Hahahahaha I KNOW! Would he feel this safe around literally any other person who he suspected of being in league with Voldemort? I think tf not!
Even once Draco has Harry incapacitated and totally at his mercy on the train Harry at no point thinks that he's in danger. Even after Draco breaks his nose he doesn't think it. After that incident Harry still is all 'can't wait to break into the Room of Requirement BY MYSELF while Draco is in there so I can see what secret evil mission he's working on for Voldemort' and at no point does he worry that going in without backup could end badly. And HE'S RIGHT. When Draco has Harry at his mercy he never seriously harms him and risks everything multiple times in book 7 to protect him. This is NOT Harry seeing Draco with rose tinted glasses. This is Harry deeply and intimately understanding that Draco will not hurt him and feeling comfortable around him on an instinctual level despite every reason he has not to.
And let's not forget why Harry finally stops investigating Draco in 6th year. It's not because he decides he's wrong about his whole "Draco is a Death Eater on a mission from Voldemort" theory nor is it because he gets worried that since Draco is a Death Eater on a mission from Voldemort looking into this could get Harry or his friends hurt. No. He stops because his investigation leads to Draco getting hurt. And Harry is so horrified by this that he completely backs off and gives up trying to stop the super secret evil mission from Voldemort that Harry is sure Draco is on. Harry is like 'foiling an evil plot masterminded by Voldemort himself isn't worth it if it could lead to me hurting Draco.' He really said 'I can excuse putting myself in mortal danger on a regular basis to stop Voldemort's plots but I draw the line at Draco being upset.' In canon.

Exercise goal
Reproduce the stretch of the Harry and Draco commentary from "And let's not" through "upset.' In canon.", substituting "appalled" for "horrified".

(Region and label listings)
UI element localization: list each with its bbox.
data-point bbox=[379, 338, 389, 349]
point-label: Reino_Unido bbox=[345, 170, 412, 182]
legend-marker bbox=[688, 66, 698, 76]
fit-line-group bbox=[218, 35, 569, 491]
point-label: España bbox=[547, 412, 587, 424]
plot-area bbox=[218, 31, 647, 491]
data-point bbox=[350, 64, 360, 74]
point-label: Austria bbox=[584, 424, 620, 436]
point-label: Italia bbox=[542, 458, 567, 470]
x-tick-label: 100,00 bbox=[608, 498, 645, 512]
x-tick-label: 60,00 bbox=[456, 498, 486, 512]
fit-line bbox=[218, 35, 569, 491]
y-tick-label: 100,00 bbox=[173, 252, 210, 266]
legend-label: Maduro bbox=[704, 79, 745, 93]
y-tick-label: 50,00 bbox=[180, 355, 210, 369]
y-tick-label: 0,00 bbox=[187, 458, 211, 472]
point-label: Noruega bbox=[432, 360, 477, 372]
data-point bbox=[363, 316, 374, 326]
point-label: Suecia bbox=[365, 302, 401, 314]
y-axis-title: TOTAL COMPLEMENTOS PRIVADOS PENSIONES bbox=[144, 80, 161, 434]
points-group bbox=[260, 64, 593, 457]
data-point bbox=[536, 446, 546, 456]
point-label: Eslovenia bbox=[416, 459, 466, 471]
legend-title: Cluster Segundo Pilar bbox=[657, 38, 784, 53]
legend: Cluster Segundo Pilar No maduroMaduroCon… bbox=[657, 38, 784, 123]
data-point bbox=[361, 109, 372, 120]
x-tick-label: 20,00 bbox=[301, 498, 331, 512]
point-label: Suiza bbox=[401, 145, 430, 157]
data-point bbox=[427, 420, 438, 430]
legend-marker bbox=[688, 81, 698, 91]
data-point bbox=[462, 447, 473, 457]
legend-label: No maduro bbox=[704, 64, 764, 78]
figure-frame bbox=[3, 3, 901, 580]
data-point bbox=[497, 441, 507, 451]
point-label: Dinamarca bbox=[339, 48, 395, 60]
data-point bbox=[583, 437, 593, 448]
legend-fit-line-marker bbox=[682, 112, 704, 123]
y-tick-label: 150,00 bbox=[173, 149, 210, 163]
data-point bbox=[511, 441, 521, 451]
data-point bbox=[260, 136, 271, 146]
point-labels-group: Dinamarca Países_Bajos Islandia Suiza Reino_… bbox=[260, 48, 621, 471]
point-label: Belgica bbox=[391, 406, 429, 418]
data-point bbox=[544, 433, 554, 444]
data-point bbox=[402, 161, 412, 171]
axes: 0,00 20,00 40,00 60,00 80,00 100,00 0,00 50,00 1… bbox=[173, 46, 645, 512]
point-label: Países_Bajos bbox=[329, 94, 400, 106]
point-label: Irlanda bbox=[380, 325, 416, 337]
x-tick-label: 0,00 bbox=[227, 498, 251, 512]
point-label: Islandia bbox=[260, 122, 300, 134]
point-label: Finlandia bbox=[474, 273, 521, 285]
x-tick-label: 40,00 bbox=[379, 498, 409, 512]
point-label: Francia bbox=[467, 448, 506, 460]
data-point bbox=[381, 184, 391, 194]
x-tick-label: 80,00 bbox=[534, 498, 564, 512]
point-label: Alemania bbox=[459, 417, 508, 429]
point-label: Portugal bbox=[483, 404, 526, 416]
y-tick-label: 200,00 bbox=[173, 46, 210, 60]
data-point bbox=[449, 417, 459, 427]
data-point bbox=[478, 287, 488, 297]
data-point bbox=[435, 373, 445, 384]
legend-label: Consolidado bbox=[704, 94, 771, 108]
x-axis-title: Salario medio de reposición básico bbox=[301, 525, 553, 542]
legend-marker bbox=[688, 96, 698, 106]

Solution for this problem
And let's not forget why Harry finally stops investigating Draco in 6th year. It's not because he decides he's wrong about his whole "Draco is a Death Eater on a mission from Voldemort" theory nor is it because he gets worried that since Draco is a Death Eater on a mission from Voldemort looking into this could get Harry or his friends hurt. No. He stops because his investigation leads to Draco getting hurt. And Harry is so appalled by this that he completely backs off and gives up trying to stop the super secret evil mission from Voldemort that Harry is sure Draco is on. Harry is like 'foiling an evil plot masterminded by Voldemort himself isn't worth it if it could lead to me hurting Draco.' He really said 'I can excuse putting myself in mortal danger on a regular basis to stop Voldemort's plots but I draw the line at Draco being upset.' In canon.